BEGIN Recorded information
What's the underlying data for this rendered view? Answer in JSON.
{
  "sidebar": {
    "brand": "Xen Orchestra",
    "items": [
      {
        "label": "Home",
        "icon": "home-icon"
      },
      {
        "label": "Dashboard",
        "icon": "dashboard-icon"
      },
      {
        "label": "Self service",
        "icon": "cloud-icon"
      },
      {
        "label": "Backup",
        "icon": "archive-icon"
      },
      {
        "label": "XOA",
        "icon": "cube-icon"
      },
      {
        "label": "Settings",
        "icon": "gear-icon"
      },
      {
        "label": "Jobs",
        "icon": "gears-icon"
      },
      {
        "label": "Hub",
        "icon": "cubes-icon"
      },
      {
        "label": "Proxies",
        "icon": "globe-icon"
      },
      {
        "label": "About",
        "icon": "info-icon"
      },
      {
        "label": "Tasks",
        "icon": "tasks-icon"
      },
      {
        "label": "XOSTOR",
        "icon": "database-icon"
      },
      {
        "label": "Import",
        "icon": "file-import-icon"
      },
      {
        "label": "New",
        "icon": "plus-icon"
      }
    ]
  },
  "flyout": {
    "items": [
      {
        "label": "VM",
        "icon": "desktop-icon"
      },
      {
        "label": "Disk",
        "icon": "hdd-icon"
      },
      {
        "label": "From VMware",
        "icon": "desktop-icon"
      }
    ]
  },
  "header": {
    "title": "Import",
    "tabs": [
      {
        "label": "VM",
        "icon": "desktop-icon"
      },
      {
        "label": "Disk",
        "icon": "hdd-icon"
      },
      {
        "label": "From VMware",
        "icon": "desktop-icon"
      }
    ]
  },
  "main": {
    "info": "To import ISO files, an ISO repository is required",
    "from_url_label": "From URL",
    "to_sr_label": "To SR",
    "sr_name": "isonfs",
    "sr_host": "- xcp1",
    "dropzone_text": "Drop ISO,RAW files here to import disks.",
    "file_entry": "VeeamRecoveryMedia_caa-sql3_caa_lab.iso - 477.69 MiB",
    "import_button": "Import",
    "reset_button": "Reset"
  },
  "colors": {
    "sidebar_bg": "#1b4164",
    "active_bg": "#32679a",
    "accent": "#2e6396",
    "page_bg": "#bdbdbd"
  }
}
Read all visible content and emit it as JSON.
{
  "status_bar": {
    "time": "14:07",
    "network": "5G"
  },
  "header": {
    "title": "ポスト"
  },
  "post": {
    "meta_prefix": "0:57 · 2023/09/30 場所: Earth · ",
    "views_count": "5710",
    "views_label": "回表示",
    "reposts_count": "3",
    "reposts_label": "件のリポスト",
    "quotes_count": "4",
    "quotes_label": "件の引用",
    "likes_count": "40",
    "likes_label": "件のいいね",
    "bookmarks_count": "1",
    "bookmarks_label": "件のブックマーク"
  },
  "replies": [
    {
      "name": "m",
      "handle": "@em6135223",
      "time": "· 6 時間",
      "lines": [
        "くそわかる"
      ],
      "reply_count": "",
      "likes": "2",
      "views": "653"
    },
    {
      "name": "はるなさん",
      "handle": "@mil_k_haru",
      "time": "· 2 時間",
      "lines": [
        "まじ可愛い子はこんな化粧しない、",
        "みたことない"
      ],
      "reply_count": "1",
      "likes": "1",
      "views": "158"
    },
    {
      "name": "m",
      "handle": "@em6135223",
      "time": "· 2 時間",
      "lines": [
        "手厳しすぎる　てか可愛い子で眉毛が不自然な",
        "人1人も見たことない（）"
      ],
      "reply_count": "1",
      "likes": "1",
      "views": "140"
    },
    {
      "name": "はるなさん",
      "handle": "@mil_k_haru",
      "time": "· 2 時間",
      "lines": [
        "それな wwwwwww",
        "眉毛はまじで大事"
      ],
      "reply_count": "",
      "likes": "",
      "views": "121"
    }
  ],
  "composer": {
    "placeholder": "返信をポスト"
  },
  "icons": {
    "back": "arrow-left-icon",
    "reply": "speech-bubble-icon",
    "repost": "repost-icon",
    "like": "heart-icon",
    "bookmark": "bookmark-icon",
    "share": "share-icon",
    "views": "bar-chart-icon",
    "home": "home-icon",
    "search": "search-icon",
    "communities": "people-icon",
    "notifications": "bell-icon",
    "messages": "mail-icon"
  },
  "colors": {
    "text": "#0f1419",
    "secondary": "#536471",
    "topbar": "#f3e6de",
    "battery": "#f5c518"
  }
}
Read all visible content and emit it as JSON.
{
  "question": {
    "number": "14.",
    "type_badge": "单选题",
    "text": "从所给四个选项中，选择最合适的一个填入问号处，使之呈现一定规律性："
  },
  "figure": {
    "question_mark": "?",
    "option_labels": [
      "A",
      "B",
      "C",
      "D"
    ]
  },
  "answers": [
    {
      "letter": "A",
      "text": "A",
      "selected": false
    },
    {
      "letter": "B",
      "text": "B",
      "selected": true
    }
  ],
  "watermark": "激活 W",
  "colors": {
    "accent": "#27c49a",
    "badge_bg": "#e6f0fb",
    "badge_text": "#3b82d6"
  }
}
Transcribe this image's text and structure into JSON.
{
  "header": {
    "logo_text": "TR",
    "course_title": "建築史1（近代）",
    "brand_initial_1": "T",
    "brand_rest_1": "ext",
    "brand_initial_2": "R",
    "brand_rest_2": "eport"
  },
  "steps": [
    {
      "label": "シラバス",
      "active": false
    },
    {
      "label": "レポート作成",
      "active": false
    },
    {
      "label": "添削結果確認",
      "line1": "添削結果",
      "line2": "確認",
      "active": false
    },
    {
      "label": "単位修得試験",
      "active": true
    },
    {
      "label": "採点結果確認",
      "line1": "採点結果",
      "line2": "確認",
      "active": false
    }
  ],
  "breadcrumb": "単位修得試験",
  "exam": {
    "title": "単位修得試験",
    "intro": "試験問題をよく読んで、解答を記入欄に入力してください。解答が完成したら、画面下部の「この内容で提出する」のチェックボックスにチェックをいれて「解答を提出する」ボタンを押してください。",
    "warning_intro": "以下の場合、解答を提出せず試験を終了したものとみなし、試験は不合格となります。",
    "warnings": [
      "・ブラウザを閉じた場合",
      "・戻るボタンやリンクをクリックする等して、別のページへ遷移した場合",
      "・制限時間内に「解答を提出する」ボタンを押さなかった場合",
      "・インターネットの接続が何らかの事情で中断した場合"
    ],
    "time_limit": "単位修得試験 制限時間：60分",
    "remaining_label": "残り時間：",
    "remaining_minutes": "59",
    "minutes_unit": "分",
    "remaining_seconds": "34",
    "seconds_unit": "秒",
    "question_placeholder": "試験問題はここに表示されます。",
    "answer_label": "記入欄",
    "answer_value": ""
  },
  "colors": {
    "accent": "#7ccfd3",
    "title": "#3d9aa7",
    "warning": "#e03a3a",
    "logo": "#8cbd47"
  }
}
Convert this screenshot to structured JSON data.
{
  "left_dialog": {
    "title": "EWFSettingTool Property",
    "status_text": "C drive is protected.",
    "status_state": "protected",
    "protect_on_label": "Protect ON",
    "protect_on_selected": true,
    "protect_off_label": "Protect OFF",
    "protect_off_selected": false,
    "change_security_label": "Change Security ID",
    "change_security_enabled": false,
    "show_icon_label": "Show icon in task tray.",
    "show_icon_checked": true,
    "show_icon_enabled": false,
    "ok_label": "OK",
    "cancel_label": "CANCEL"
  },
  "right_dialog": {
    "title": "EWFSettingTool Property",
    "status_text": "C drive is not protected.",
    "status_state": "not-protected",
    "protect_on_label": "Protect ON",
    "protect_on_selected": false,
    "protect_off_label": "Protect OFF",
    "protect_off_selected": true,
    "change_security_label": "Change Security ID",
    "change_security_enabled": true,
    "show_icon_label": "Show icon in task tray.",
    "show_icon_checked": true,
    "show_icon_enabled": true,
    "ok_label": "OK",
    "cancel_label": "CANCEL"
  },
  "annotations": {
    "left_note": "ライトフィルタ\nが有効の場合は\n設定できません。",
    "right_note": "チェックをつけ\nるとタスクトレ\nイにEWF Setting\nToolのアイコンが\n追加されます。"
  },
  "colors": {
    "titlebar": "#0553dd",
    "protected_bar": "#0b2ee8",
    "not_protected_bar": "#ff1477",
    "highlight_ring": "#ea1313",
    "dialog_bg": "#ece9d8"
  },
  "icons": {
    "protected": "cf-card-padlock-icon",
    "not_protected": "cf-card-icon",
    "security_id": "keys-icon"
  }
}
END Recorded information
### Set task
Select and copy every line of the material that holds the string "drive".

### Finished task
    "status_text": "C drive is protected.",
    "status_text": "C drive is not protected.",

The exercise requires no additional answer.